* GIVEN PROBLEM
Repeat the listing below in full, exactly as it stands.

Saved data entries:
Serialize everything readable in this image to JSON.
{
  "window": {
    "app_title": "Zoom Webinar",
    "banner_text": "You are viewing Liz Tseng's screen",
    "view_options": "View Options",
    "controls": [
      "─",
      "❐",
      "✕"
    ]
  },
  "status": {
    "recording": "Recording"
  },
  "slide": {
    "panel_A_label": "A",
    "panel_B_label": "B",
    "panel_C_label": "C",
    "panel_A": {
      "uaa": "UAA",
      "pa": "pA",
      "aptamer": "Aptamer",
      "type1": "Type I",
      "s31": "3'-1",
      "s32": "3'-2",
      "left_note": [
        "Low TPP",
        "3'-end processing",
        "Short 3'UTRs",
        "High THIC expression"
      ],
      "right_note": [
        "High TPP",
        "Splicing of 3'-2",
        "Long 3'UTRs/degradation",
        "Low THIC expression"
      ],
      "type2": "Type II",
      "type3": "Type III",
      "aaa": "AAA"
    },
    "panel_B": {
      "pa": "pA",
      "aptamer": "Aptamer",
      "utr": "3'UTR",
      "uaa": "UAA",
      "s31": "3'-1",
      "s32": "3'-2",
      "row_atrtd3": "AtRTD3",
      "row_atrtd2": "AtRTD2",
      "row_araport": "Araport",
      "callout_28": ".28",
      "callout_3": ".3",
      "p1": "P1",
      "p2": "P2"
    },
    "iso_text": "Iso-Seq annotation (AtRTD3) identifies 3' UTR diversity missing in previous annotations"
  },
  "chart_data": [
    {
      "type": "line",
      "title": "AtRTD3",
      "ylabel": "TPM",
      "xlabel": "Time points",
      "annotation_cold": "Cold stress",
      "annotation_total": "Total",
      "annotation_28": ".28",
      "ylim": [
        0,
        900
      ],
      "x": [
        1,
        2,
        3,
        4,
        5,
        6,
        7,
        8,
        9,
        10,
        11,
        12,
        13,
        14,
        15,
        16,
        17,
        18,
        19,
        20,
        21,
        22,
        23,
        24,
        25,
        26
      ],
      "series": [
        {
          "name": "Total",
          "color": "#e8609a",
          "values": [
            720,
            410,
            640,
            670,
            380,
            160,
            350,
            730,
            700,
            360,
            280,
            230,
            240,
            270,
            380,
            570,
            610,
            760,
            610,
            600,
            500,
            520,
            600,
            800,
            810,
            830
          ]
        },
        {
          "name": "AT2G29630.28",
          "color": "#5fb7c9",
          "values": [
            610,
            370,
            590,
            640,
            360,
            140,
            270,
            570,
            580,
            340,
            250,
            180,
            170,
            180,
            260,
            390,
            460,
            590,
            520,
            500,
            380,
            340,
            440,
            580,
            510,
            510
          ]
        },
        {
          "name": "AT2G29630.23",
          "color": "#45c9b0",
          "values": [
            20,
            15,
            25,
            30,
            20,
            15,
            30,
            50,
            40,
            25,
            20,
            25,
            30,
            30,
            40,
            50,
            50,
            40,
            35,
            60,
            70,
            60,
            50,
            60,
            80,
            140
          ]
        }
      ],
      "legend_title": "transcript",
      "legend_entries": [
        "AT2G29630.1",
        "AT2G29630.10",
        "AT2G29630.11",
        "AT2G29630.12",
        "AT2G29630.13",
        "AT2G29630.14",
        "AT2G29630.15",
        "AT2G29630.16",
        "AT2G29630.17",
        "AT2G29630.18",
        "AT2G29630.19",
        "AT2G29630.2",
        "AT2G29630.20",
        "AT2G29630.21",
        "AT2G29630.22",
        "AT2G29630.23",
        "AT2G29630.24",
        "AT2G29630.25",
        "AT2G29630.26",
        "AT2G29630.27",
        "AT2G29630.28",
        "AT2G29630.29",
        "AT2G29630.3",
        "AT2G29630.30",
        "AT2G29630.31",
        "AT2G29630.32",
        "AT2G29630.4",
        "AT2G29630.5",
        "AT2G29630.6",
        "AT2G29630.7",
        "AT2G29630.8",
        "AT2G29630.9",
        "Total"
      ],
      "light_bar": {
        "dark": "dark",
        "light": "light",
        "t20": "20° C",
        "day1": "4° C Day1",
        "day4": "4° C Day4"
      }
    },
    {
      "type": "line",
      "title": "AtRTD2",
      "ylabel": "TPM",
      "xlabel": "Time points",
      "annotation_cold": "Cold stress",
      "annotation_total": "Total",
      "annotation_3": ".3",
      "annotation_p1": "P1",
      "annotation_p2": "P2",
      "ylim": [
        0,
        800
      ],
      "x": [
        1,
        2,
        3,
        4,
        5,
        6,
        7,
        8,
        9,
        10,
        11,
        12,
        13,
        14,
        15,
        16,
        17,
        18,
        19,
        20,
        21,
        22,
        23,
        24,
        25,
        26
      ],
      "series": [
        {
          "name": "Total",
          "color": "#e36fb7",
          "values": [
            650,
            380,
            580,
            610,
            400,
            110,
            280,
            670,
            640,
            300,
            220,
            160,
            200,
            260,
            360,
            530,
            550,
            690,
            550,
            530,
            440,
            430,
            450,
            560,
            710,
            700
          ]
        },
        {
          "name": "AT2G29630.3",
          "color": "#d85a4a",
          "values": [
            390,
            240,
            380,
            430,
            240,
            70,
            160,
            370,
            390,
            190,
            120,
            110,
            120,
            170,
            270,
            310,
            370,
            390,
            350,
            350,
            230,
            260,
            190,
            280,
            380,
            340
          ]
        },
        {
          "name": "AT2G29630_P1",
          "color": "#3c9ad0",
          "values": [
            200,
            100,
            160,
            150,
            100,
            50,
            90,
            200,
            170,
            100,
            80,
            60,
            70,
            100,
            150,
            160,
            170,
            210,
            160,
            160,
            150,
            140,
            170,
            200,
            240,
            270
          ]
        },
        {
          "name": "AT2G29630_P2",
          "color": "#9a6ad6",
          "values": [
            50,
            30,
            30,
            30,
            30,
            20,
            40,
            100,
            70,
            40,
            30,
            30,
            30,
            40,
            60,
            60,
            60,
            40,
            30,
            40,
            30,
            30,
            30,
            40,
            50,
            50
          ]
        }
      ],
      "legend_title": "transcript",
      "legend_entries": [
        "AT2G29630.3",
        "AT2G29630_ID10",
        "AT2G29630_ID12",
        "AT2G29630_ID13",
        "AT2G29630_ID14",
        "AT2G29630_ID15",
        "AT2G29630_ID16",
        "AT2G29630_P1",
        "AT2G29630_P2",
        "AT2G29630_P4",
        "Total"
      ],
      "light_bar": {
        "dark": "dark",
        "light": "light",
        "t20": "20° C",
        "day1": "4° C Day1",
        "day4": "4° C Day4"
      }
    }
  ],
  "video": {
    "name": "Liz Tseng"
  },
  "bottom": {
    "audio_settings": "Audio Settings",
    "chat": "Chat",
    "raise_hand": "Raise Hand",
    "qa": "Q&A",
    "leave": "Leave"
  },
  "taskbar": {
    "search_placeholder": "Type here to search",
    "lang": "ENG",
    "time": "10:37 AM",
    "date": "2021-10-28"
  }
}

* RESPONSE
Serialize everything readable in this image to JSON.
{
  "window": {
    "app_title": "Zoom Webinar",
    "banner_text": "You are viewing Liz Tseng's screen",
    "view_options": "View Options",
    "controls": [
      "─",
      "❐",
      "✕"
    ]
  },
  "status": {
    "recording": "Recording"
  },
  "slide": {
    "panel_A_label": "A",
    "panel_B_label": "B",
    "panel_C_label": "C",
    "panel_A": {
      "uaa": "UAA",
      "pa": "pA",
      "aptamer": "Aptamer",
      "type1": "Type I",
      "s31": "3'-1",
      "s32": "3'-2",
      "left_note": [
        "Low TPP",
        "3'-end processing",
        "Short 3'UTRs",
        "High THIC expression"
      ],
      "right_note": [
        "High TPP",
        "Splicing of 3'-2",
        "Long 3'UTRs/degradation",
        "Low THIC expression"
      ],
      "type2": "Type II",
      "type3": "Type III",
      "aaa": "AAA"
    },
    "panel_B": {
      "pa": "pA",
      "aptamer": "Aptamer",
      "utr": "3'UTR",
      "uaa": "UAA",
      "s31": "3'-1",
      "s32": "3'-2",
      "row_atrtd3": "AtRTD3",
      "row_atrtd2": "AtRTD2",
      "row_araport": "Araport",
      "callout_28": ".28",
      "callout_3": ".3",
      "p1": "P1",
      "p2": "P2"
    },
    "iso_text": "Iso-Seq annotation (AtRTD3) identifies 3' UTR diversity missing in previous annotations"
  },
  "chart_data": [
    {
      "type": "line",
      "title": "AtRTD3",
      "ylabel": "TPM",
      "xlabel": "Time points",
      "annotation_cold": "Cold stress",
      "annotation_total": "Total",
      "annotation_28": ".28",
      "ylim": [
        0,
        900
      ],
      "x": [
        1,
        2,
        3,
        4,
        5,
        6,
        7,
        8,
        9,
        10,
        11,
        12,
        13,
        14,
        15,
        16,
        17,
        18,
        19,
        20,
        21,
        22,
        23,
        24,
        25,
        26
      ],
      "series": [
        {
          "name": "Total",
          "color": "#e8609a",
          "values": [
            720,
            410,
            640,
            670,
            380,
            160,
            350,
            730,
            700,
            360,
            280,
            230,
            240,
            270,
            380,
            570,
            610,
            760,
            610,
            600,
            500,
            520,
            600,
            800,
            810,
            830
          ]
        },
        {
          "name": "AT2G29630.28",
          "color": "#5fb7c9",
          "values": [
            610,
            370,
            590,
            640,
            360,
            140,
            270,
            570,
            580,
            340,
            250,
            180,
            170,
            180,
            260,
            390,
            460,
            590,
            520,
            500,
            380,
            340,
            440,
            580,
            510,
            510
          ]
        },
        {
          "name": "AT2G29630.23",
          "color": "#45c9b0",
          "values": [
            20,
            15,
            25,
            30,
            20,
            15,
            30,
            50,
            40,
            25,
            20,
            25,
            30,
            30,
            40,
            50,
            50,
            40,
            35,
            60,
            70,
            60,
            50,
            60,
            80,
            140
          ]
        }
      ],
      "legend_title": "transcript",
      "legend_entries": [
        "AT2G29630.1",
        "AT2G29630.10",
        "AT2G29630.11",
        "AT2G29630.12",
        "AT2G29630.13",
        "AT2G29630.14",
        "AT2G29630.15",
        "AT2G29630.16",
        "AT2G29630.17",
        "AT2G29630.18",
        "AT2G29630.19",
        "AT2G29630.2",
        "AT2G29630.20",
        "AT2G29630.21",
        "AT2G29630.22",
        "AT2G29630.23",
        "AT2G29630.24",
        "AT2G29630.25",
        "AT2G29630.26",
        "AT2G29630.27",
        "AT2G29630.28",
        "AT2G29630.29",
        "AT2G29630.3",
        "AT2G29630.30",
        "AT2G29630.31",
        "AT2G29630.32",
        "AT2G29630.4",
        "AT2G29630.5",
        "AT2G29630.6",
        "AT2G29630.7",
        "AT2G29630.8",
        "AT2G29630.9",
        "Total"
      ],
      "light_bar": {
        "dark": "dark",
        "light": "light",
        "t20": "20° C",
        "day1": "4° C Day1",
        "day4": "4° C Day4"
      }
    },
    {
      "type": "line",
      "title": "AtRTD2",
      "ylabel": "TPM",
      "xlabel": "Time points",
      "annotation_cold": "Cold stress",
      "annotation_total": "Total",
      "annotation_3": ".3",
      "annotation_p1": "P1",
      "annotation_p2": "P2",
      "ylim": [
        0,
        800
      ],
      "x": [
        1,
        2,
        3,
        4,
        5,
        6,
        7,
        8,
        9,
        10,
        11,
        12,
        13,
        14,
        15,
        16,
        17,
        18,
        19,
        20,
        21,
        22,
        23,
        24,
        25,
        26
      ],
      "series": [
        {
          "name": "Total",
          "color": "#e36fb7",
          "values": [
            650,
            380,
            580,
            610,
            400,
            110,
            280,
            670,
            640,
            300,
            220,
            160,
            200,
            260,
            360,
            530,
            550,
            690,
            550,
            530,
            440,
            430,
            450,
            560,
            710,
            700
          ]
        },
        {
          "name": "AT2G29630.3",
          "color": "#d85a4a",
          "values": [
            390,
            240,
            380,
            430,
            240,
            70,
            160,
            370,
            390,
            190,
            120,
            110,
            120,
            170,
            270,
            310,
            370,
            390,
            350,
            350,
            230,
            260,
            190,
            280,
            380,
            340
          ]
        },
        {
          "name": "AT2G29630_P1",
          "color": "#3c9ad0",
          "values": [
            200,
            100,
            160,
            150,
            100,
            50,
            90,
            200,
            170,
            100,
            80,
            60,
            70,
            100,
            150,
            160,
            170,
            210,
            160,
            160,
            150,
            140,
            170,
            200,
            240,
            270
          ]
        },
        {
          "name": "AT2G29630_P2",
          "color": "#9a6ad6",
          "values": [
            50,
            30,
            30,
            30,
            30,
            20,
            40,
            100,
            70,
            40,
            30,
            30,
            30,
            40,
            60,
            60,
            60,
            40,
            30,
            40,
            30,
            30,
            30,
            40,
            50,
            50
          ]
        }
      ],
      "legend_title": "transcript",
      "legend_entries": [
        "AT2G29630.3",
        "AT2G29630_ID10",
        "AT2G29630_ID12",
        "AT2G29630_ID13",
        "AT2G29630_ID14",
        "AT2G29630_ID15",
        "AT2G29630_ID16",
        "AT2G29630_P1",
        "AT2G29630_P2",
        "AT2G29630_P4",
        "Total"
      ],
      "light_bar": {
        "dark": "dark",
        "light": "light",
        "t20": "20° C",
        "day1": "4° C Day1",
        "day4": "4° C Day4"
      }
    }
  ],
  "video": {
    "name": "Liz Tseng"
  },
  "bottom": {
    "audio_settings": "Audio Settings",
    "chat": "Chat",
    "raise_hand": "Raise Hand",
    "qa": "Q&A",
    "leave": "Leave"
  },
  "taskbar": {
    "search_placeholder": "Type here to search",
    "lang": "ENG",
    "time": "10:37 AM",
    "date": "2021-10-28"
  }
}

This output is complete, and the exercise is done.